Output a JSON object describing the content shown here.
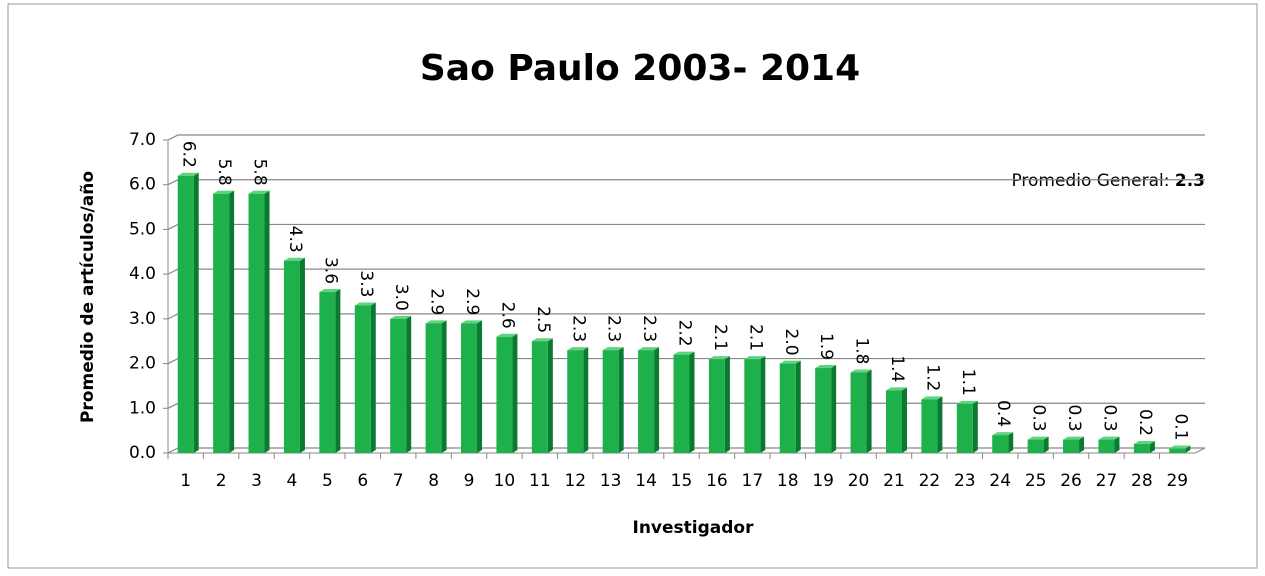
{
  "chart_data": {
    "type": "bar",
    "title": "Sao Paulo 2003- 2014",
    "x_label": "Investigador",
    "y_label": "Promedio de artículos/año",
    "average_label": "Promedio  General:",
    "average": 2.3,
    "categories": [
      "1",
      "2",
      "3",
      "4",
      "5",
      "6",
      "7",
      "8",
      "9",
      "10",
      "11",
      "12",
      "13",
      "14",
      "15",
      "16",
      "17",
      "18",
      "19",
      "20",
      "21",
      "22",
      "23",
      "24",
      "25",
      "26",
      "27",
      "28",
      "29"
    ],
    "values": [
      6.2,
      5.8,
      5.8,
      4.3,
      3.6,
      3.3,
      3.0,
      2.9,
      2.9,
      2.6,
      2.5,
      2.3,
      2.3,
      2.3,
      2.2,
      2.1,
      2.1,
      2.0,
      1.9,
      1.8,
      1.4,
      1.2,
      1.1,
      0.4,
      0.3,
      0.3,
      0.3,
      0.2,
      0.1
    ],
    "value_labels": [
      "6.2",
      "5.8",
      "5.8",
      "4.3",
      "3.6",
      "3.3",
      "3.0",
      "2.9",
      "2.9",
      "2.6",
      "2.5",
      "2.3",
      "2.3",
      "2.3",
      "2.2",
      "2.1",
      "2.1",
      "2.0",
      "1.9",
      "1.8",
      "1.4",
      "1.2",
      "1.1",
      "0.4",
      "0.3",
      "0.3",
      "0.3",
      "0.2",
      "0.1"
    ],
    "color": "#1db04b",
    "ylim": [
      0,
      7
    ],
    "yticks": [
      {
        "value": 0,
        "label": "0.0"
      },
      {
        "value": 1,
        "label": "1.0"
      },
      {
        "value": 2,
        "label": "2.0"
      },
      {
        "value": 3,
        "label": "3.0"
      },
      {
        "value": 4,
        "label": "4.0"
      },
      {
        "value": 5,
        "label": "5.0"
      },
      {
        "value": 6,
        "label": "6.0"
      },
      {
        "value": 7,
        "label": "7.0"
      }
    ],
    "grid": true
  }
}
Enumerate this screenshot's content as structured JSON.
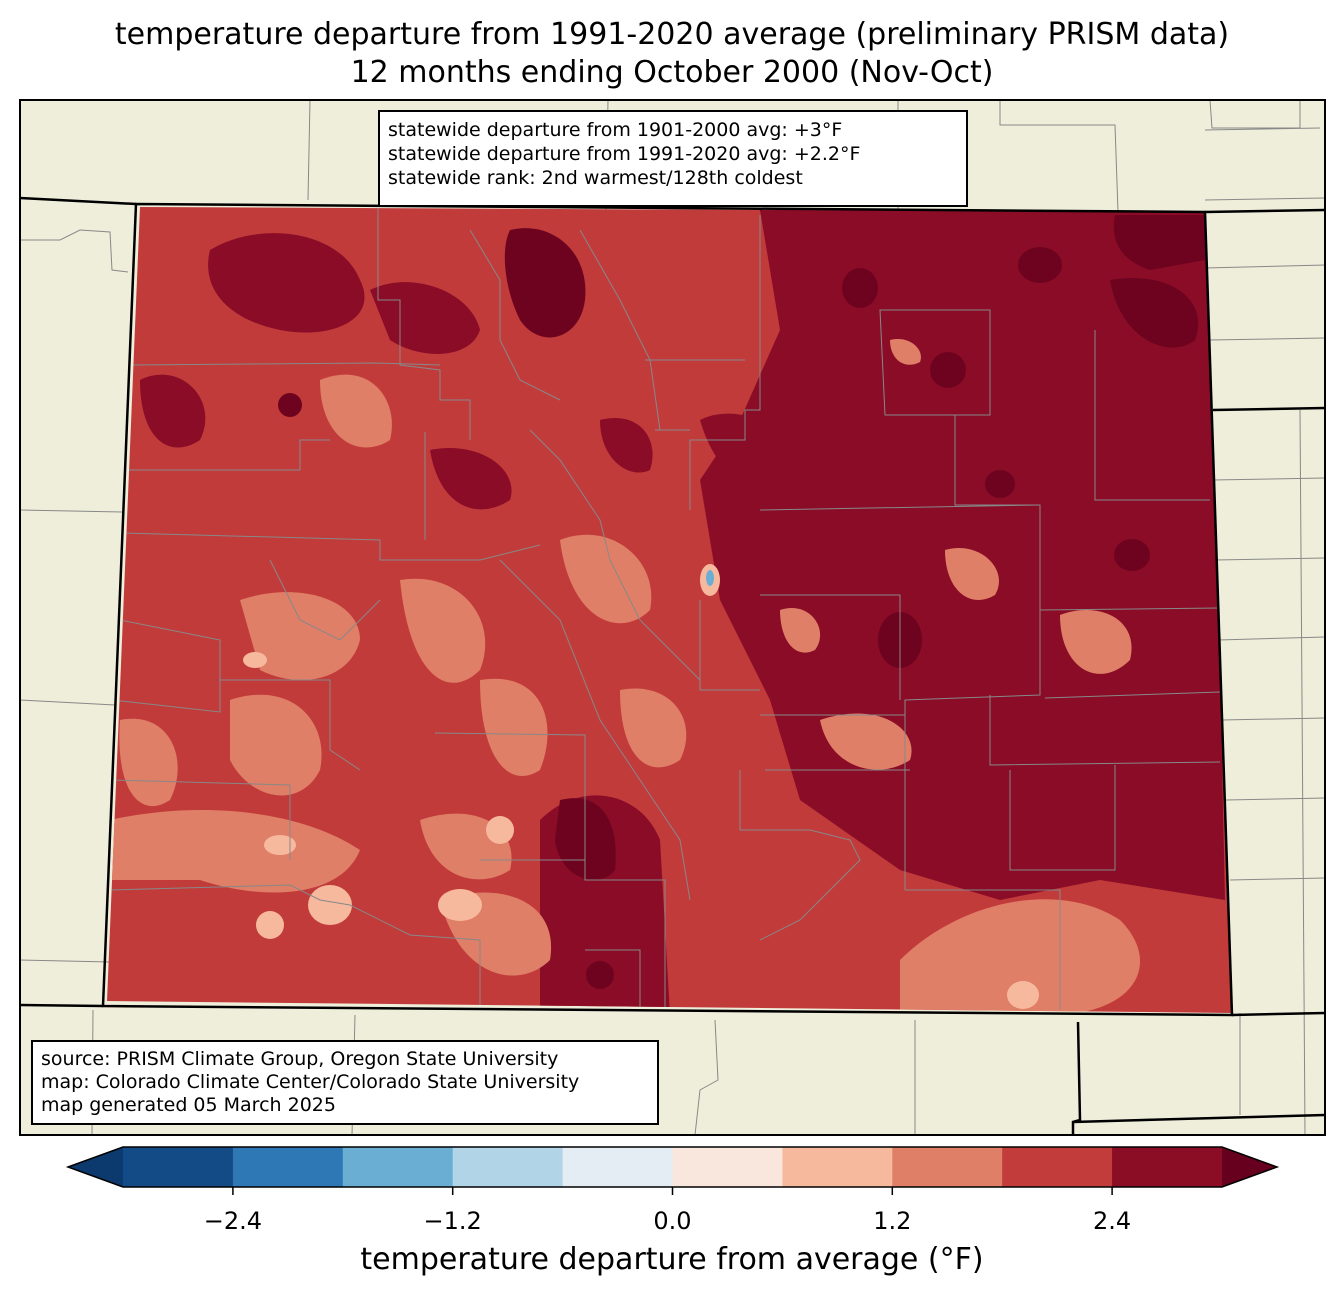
{
  "title": {
    "line1": "temperature departure from 1991-2020 average (preliminary PRISM data)",
    "line2": "12 months ending October 2000 (Nov-Oct)"
  },
  "stats": {
    "line1": "statewide departure from 1901-2000 avg: +3°F",
    "line2": "statewide departure from 1991-2020 avg: +2.2°F",
    "line3": "statewide rank: 2nd warmest/128th coldest"
  },
  "credits": {
    "line1": "source: PRISM Climate Group, Oregon State University",
    "line2": "map: Colorado Climate Center/Colorado State University",
    "line3": "map generated 05 March 2025"
  },
  "colorbar": {
    "label": "temperature departure from average (°F)",
    "ticks": [
      "−2.4",
      "−1.2",
      "0.0",
      "1.2",
      "2.4"
    ],
    "tick_values": [
      -2.4,
      -1.2,
      0.0,
      1.2,
      2.4
    ],
    "range": [
      -3.0,
      3.0
    ],
    "colors": [
      "#0d3a6e",
      "#134b87",
      "#2e79b5",
      "#6aaed3",
      "#b1d5e7",
      "#e3edf3",
      "#f9e6dc",
      "#f7b99e",
      "#e07f67",
      "#c23c3c",
      "#8a0c25",
      "#67001f"
    ]
  },
  "map_colors": {
    "background": "#efeedb",
    "darkest": "#6e0320",
    "dark": "#8a0c26",
    "mid": "#c23b3b",
    "light": "#e07f67",
    "pale": "#f7b99e"
  }
}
___
*TASK GOAL*. Without the pictures, write out the whole listing above exactly as it appears.

*TASK ANSWER*.
Output a JSON object describing the content shown here.
{
  "chart_data": {
    "type": "bar",
    "title": "Sao Paulo 2003- 2014",
    "x_label": "Investigador",
    "y_label": "Promedio de artículos/año",
    "average_label": "Promedio  General:",
    "average": 2.3,
    "categories": [
      "1",
      "2",
      "3",
      "4",
      "5",
      "6",
      "7",
      "8",
      "9",
      "10",
      "11",
      "12",
      "13",
      "14",
      "15",
      "16",
      "17",
      "18",
      "19",
      "20",
      "21",
      "22",
      "23",
      "24",
      "25",
      "26",
      "27",
      "28",
      "29"
    ],
    "values": [
      6.2,
      5.8,
      5.8,
      4.3,
      3.6,
      3.3,
      3.0,
      2.9,
      2.9,
      2.6,
      2.5,
      2.3,
      2.3,
      2.3,
      2.2,
      2.1,
      2.1,
      2.0,
      1.9,
      1.8,
      1.4,
      1.2,
      1.1,
      0.4,
      0.3,
      0.3,
      0.3,
      0.2,
      0.1
    ],
    "value_labels": [
      "6.2",
      "5.8",
      "5.8",
      "4.3",
      "3.6",
      "3.3",
      "3.0",
      "2.9",
      "2.9",
      "2.6",
      "2.5",
      "2.3",
      "2.3",
      "2.3",
      "2.2",
      "2.1",
      "2.1",
      "2.0",
      "1.9",
      "1.8",
      "1.4",
      "1.2",
      "1.1",
      "0.4",
      "0.3",
      "0.3",
      "0.3",
      "0.2",
      "0.1"
    ],
    "color": "#1db04b",
    "ylim": [
      0,
      7
    ],
    "yticks": [
      {
        "value": 0,
        "label": "0.0"
      },
      {
        "value": 1,
        "label": "1.0"
      },
      {
        "value": 2,
        "label": "2.0"
      },
      {
        "value": 3,
        "label": "3.0"
      },
      {
        "value": 4,
        "label": "4.0"
      },
      {
        "value": 5,
        "label": "5.0"
      },
      {
        "value": 6,
        "label": "6.0"
      },
      {
        "value": 7,
        "label": "7.0"
      }
    ],
    "grid": true
  }
}
Enumerate this screenshot's content as structured JSON.
{
  "title": {
    "line1": "temperature departure from 1991-2020 average (preliminary PRISM data)",
    "line2": "12 months ending October 2000 (Nov-Oct)"
  },
  "stats": {
    "line1": "statewide departure from 1901-2000 avg: +3°F",
    "line2": "statewide departure from 1991-2020 avg: +2.2°F",
    "line3": "statewide rank: 2nd warmest/128th coldest"
  },
  "credits": {
    "line1": "source: PRISM Climate Group, Oregon State University",
    "line2": "map: Colorado Climate Center/Colorado State University",
    "line3": "map generated 05 March 2025"
  },
  "colorbar": {
    "label": "temperature departure from average (°F)",
    "ticks": [
      "−2.4",
      "−1.2",
      "0.0",
      "1.2",
      "2.4"
    ],
    "tick_values": [
      -2.4,
      -1.2,
      0.0,
      1.2,
      2.4
    ],
    "range": [
      -3.0,
      3.0
    ],
    "colors": [
      "#0d3a6e",
      "#134b87",
      "#2e79b5",
      "#6aaed3",
      "#b1d5e7",
      "#e3edf3",
      "#f9e6dc",
      "#f7b99e",
      "#e07f67",
      "#c23c3c",
      "#8a0c25",
      "#67001f"
    ]
  },
  "map_colors": {
    "background": "#efeedb",
    "darkest": "#6e0320",
    "dark": "#8a0c26",
    "mid": "#c23b3b",
    "light": "#e07f67",
    "pale": "#f7b99e"
  }
}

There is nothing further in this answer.